--- Start of PAGE TEXT ---

3. Everything is moving is a specific installation that Graham Gussin produced in 2004 in the large central cube supported by an immense column in the imposing Post-Modern building that houses the Pontevedra Biennial. The installation consisted of two forceful interventions in space: covering the whole of the huge glass cube that forms the room with magenta filters and filling the space with seventy tons of sand. The final effect is that of a strange, abandoned space. Abandoned, because of the huge amount of sand, as if a weird desert had spread over Galicia and finally, after many years, had occupied the space. But also strange because the magenta filters imbue everything with colour, rather as if it were the surface of Mars. |
In “Terrain vague”, the article that Graham Gussin published (in Butlletí, no. 6, October 2004) about the exhibition he was preparing for the CASM, he precisely talks about science-fiction, one of the obligatory reference points in his work. And he mentions specifically the strange link between science-fiction films and pornographic films as regards the type of spaces in which the action takes place. The films in both of these two genres are filled with empty spaces: the impersonal hotel rooms found in pornographic films are not far removed from the rooms in 2001: A Space Odyssey or Solaris. They are places of no significance, absent, displaced in time and space: terrains vagues.

--- End of PAGE TEXT ---
--- Start of MATERIAL SUPPLIED ---

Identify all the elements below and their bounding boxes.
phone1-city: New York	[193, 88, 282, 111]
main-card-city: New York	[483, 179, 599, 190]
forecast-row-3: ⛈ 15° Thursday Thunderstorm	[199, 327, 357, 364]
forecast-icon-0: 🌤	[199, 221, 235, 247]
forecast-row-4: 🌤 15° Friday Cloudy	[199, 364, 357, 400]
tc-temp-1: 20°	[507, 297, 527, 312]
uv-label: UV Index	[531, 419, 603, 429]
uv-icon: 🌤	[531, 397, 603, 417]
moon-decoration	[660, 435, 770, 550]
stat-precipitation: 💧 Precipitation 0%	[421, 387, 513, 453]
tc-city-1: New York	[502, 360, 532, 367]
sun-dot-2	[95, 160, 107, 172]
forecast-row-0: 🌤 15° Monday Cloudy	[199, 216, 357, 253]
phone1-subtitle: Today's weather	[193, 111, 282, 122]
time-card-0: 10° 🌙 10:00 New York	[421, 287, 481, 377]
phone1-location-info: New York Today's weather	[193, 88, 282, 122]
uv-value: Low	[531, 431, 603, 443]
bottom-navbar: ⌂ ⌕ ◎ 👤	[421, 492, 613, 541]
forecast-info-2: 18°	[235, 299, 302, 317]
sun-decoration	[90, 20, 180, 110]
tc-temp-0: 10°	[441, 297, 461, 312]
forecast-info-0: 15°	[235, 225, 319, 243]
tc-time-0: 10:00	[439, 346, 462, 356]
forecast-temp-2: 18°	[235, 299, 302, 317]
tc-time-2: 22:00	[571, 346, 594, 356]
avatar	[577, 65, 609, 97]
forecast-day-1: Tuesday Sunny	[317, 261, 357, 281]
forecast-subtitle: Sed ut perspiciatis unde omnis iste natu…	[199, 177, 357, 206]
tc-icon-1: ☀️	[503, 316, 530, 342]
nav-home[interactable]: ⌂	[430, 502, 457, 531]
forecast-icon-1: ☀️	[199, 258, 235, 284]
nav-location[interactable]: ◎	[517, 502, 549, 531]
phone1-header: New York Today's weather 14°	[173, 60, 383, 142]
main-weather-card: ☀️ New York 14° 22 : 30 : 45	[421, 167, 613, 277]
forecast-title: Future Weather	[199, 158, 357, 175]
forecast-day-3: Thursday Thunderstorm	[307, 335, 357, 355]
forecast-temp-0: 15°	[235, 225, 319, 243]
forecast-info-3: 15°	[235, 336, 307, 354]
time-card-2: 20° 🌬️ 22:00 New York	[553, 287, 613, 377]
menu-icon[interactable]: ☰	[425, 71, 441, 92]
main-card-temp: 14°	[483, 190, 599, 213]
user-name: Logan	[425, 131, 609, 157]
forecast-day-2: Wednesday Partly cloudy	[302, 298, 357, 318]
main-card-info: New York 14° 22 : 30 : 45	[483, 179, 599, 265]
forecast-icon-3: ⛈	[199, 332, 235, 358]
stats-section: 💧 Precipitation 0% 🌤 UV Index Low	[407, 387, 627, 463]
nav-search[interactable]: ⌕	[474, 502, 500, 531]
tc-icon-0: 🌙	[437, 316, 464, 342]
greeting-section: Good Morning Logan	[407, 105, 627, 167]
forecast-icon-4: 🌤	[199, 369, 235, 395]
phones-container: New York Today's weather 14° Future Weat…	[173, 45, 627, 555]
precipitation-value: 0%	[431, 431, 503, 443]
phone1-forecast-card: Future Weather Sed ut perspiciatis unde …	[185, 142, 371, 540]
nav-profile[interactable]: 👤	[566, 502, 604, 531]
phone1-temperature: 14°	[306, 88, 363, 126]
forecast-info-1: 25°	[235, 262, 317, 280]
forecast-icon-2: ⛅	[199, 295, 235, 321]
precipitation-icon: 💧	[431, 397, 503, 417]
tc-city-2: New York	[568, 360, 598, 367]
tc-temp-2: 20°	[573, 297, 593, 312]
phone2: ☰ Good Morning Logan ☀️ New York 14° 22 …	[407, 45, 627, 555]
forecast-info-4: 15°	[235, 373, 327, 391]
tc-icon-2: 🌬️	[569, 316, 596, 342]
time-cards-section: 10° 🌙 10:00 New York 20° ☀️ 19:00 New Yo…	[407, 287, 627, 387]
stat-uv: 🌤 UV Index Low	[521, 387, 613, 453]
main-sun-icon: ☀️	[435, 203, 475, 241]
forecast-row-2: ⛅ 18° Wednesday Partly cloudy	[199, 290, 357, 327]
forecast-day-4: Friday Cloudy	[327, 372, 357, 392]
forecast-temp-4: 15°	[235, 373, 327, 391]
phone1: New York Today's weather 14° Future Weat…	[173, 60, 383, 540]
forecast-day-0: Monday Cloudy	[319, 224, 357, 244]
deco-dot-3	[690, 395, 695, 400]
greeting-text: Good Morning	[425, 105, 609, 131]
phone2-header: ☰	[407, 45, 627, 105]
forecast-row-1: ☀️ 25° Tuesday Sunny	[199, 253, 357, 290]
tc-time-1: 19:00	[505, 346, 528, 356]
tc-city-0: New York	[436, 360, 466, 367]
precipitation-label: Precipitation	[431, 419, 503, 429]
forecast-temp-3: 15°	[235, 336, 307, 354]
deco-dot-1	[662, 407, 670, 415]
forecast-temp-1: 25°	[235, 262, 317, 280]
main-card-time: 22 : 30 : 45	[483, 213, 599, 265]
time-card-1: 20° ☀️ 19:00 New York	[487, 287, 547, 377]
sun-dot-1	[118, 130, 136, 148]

--- End of MATERIAL SUPPLIED ---

YOUR TASKS:
A: According to the passage on Graham Gussin, how many tons of sand filled the space of the installation?
B: Render this sentence from the passage on Graham Gussin in Spanish: "The final effect is that of a strange, abandoned space."
C: Resume the passage on Graham Gussin, picking up after its last sentence.
The material shown alongside the passage on Graham Gussin comes from a different source.

ANSWERS TO EACH TASK:
A: Seventy tons.

B: El efecto final es el de un espacio extraño y abandonado.

C:
The abandonment in Everything is moving is that of a displaced space, out of place, in which to reproduce an experience of loss. Like that terrain vague, for example, it also concerns the experience of the infinite and nothingness. In fact, “Nothing” was the title of the exhibition that Graham Gussin curated in 2001 with Ele Carpenter in the Northern Gallery for Contemporary Art in Sunderland, which was an overview of works by artists such as Fiona Banner, Yves Klein, Hans Haake and Liam Gillick. As Adrian Searle wrote in The Guardian, “A show devoted to absence, nullity, the vacant, the expunged, nothingness”.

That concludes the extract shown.